## START Input for this task
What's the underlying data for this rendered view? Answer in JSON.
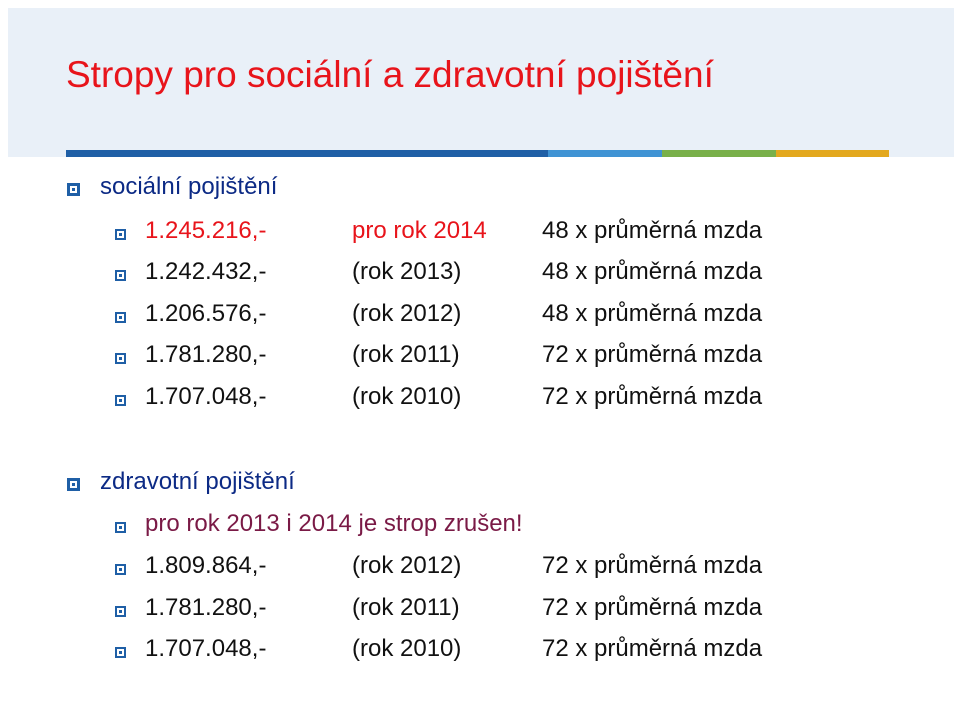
{
  "title": "Stropy pro sociální a zdravotní pojištění",
  "colors": {
    "title": "#e8141b",
    "section": "#0c2a85",
    "highlight": "#e8141b",
    "notice": "#7a1a46",
    "bullet": "#1f5fa6",
    "header_bg": "#e9f0f8",
    "accent_bar": [
      "#1f5fa6",
      "#3f93d4",
      "#79b04a",
      "#e3a81e"
    ]
  },
  "social": {
    "heading": "sociální pojištění",
    "rows": [
      {
        "amount": "1.245.216,-",
        "year": "pro rok 2014",
        "note": "48 x průměrná mzda"
      },
      {
        "amount": "1.242.432,-",
        "year": "(rok 2013)",
        "note": "48 x průměrná mzda"
      },
      {
        "amount": "1.206.576,-",
        "year": "(rok 2012)",
        "note": "48 x průměrná mzda"
      },
      {
        "amount": "1.781.280,-",
        "year": "(rok 2011)",
        "note": "72 x průměrná mzda"
      },
      {
        "amount": "1.707.048,-",
        "year": "(rok 2010)",
        "note": "72 x průměrná mzda"
      }
    ]
  },
  "health": {
    "heading": "zdravotní pojištění",
    "notice": "pro rok 2013 i 2014 je strop zrušen!",
    "rows": [
      {
        "amount": "1.809.864,-",
        "year": "(rok 2012)",
        "note": "72 x průměrná mzda"
      },
      {
        "amount": "1.781.280,-",
        "year": "(rok 2011)",
        "note": "72 x průměrná mzda"
      },
      {
        "amount": "1.707.048,-",
        "year": "(rok 2010)",
        "note": "72 x průměrná mzda"
      }
    ]
  }
}
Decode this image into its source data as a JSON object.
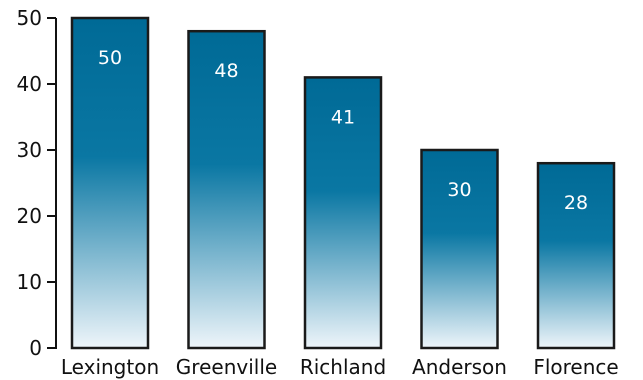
{
  "chart_data": {
    "type": "bar",
    "categories": [
      "Lexington",
      "Greenville",
      "Richland",
      "Anderson",
      "Florence"
    ],
    "values": [
      50,
      48,
      41,
      30,
      28
    ],
    "title": "",
    "xlabel": "",
    "ylabel": "",
    "ylim": [
      0,
      50
    ],
    "yticks": [
      "0",
      "10",
      "20",
      "30",
      "40",
      "50"
    ],
    "data_labels": [
      "50",
      "48",
      "41",
      "30",
      "28"
    ],
    "grid": false,
    "legend": "none",
    "colors": {
      "bar_top": "#006a96",
      "bar_bottom": "#eef5fa",
      "bar_outline": "#1a1a1a",
      "axis": "#111111",
      "value_text": "#ffffff"
    }
  }
}
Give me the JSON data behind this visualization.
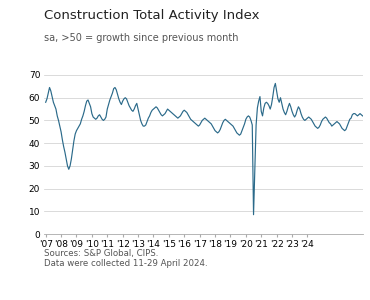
{
  "title": "Construction Total Activity Index",
  "subtitle": "sa, >50 = growth since previous month",
  "source_text": "Sources: S&P Global, CIPS.\nData were collected 11-29 April 2024.",
  "line_color": "#2b6a8a",
  "background_color": "#ffffff",
  "ylim": [
    0,
    70
  ],
  "yticks": [
    0,
    10,
    20,
    30,
    40,
    50,
    60,
    70
  ],
  "values": [
    58.0,
    59.5,
    62.0,
    64.5,
    63.0,
    60.5,
    58.0,
    56.5,
    55.0,
    52.0,
    50.0,
    47.5,
    45.0,
    41.5,
    38.5,
    36.0,
    33.0,
    30.0,
    28.5,
    30.0,
    33.0,
    37.0,
    41.0,
    44.0,
    45.5,
    46.5,
    47.5,
    48.5,
    50.5,
    52.0,
    54.0,
    56.5,
    58.5,
    59.0,
    57.5,
    56.0,
    53.0,
    51.5,
    51.0,
    50.5,
    51.0,
    52.0,
    52.5,
    51.5,
    50.5,
    50.0,
    50.5,
    51.5,
    55.0,
    57.0,
    59.0,
    60.5,
    62.0,
    64.0,
    64.5,
    63.5,
    61.5,
    59.5,
    58.0,
    57.0,
    58.5,
    59.5,
    60.0,
    59.5,
    58.0,
    56.5,
    55.5,
    54.5,
    54.0,
    55.0,
    56.5,
    57.5,
    55.0,
    52.5,
    50.0,
    48.5,
    47.5,
    47.5,
    48.0,
    49.5,
    51.0,
    52.0,
    53.5,
    54.5,
    55.0,
    55.5,
    56.0,
    55.5,
    54.5,
    53.5,
    52.5,
    52.0,
    52.5,
    53.0,
    54.0,
    55.0,
    54.5,
    54.0,
    53.5,
    53.0,
    52.5,
    52.0,
    51.5,
    51.0,
    51.5,
    52.0,
    53.0,
    54.0,
    54.5,
    54.0,
    53.5,
    52.5,
    51.5,
    50.5,
    50.0,
    49.5,
    49.0,
    48.5,
    48.0,
    47.5,
    48.0,
    49.0,
    50.0,
    50.5,
    51.0,
    50.5,
    50.0,
    49.5,
    49.0,
    48.5,
    47.5,
    46.5,
    45.5,
    45.0,
    44.5,
    45.0,
    46.0,
    47.5,
    49.0,
    50.0,
    50.5,
    50.0,
    49.5,
    49.0,
    48.5,
    48.0,
    47.5,
    46.5,
    45.5,
    44.5,
    44.0,
    43.5,
    44.0,
    45.5,
    47.0,
    48.5,
    50.5,
    51.5,
    52.0,
    51.5,
    50.0,
    48.0,
    8.5,
    28.0,
    48.0,
    55.5,
    58.5,
    60.5,
    54.0,
    52.0,
    55.5,
    57.5,
    58.0,
    57.5,
    56.5,
    55.0,
    57.0,
    60.5,
    64.5,
    66.3,
    63.0,
    59.5,
    58.0,
    60.0,
    57.5,
    55.0,
    53.5,
    52.5,
    54.0,
    56.0,
    57.5,
    56.0,
    54.0,
    52.5,
    51.5,
    52.5,
    54.5,
    56.0,
    55.0,
    53.0,
    51.5,
    50.5,
    50.0,
    50.5,
    51.0,
    51.5,
    51.0,
    50.5,
    49.5,
    48.5,
    47.5,
    47.0,
    46.5,
    47.0,
    48.0,
    49.5,
    50.5,
    51.0,
    51.5,
    51.0,
    50.0,
    49.0,
    48.5,
    47.5,
    48.0,
    48.5,
    49.0,
    49.5,
    49.0,
    48.5,
    47.5,
    46.5,
    46.0,
    45.5,
    46.0,
    47.5,
    49.0,
    50.5,
    51.0,
    52.5,
    53.0,
    53.0,
    52.5,
    52.0,
    52.5,
    53.0,
    52.5,
    52.0
  ],
  "xtick_years": [
    "'07",
    "'08",
    "'09",
    "'10",
    "'11",
    "'12",
    "'13",
    "'14",
    "'15",
    "'16",
    "'17",
    "'18",
    "'19",
    "'20",
    "'21",
    "'22",
    "'23",
    "'24"
  ],
  "xtick_positions": [
    0,
    12,
    24,
    36,
    48,
    60,
    72,
    84,
    96,
    108,
    120,
    132,
    144,
    156,
    168,
    180,
    192,
    204
  ]
}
## END Input for this task
Wherever "notice" shows up in a line, copy that line.

Response to this exercise -
    "notice": "#7a1a46",
    "notice": "pro rok 2013 i 2014 je strop zrušen!",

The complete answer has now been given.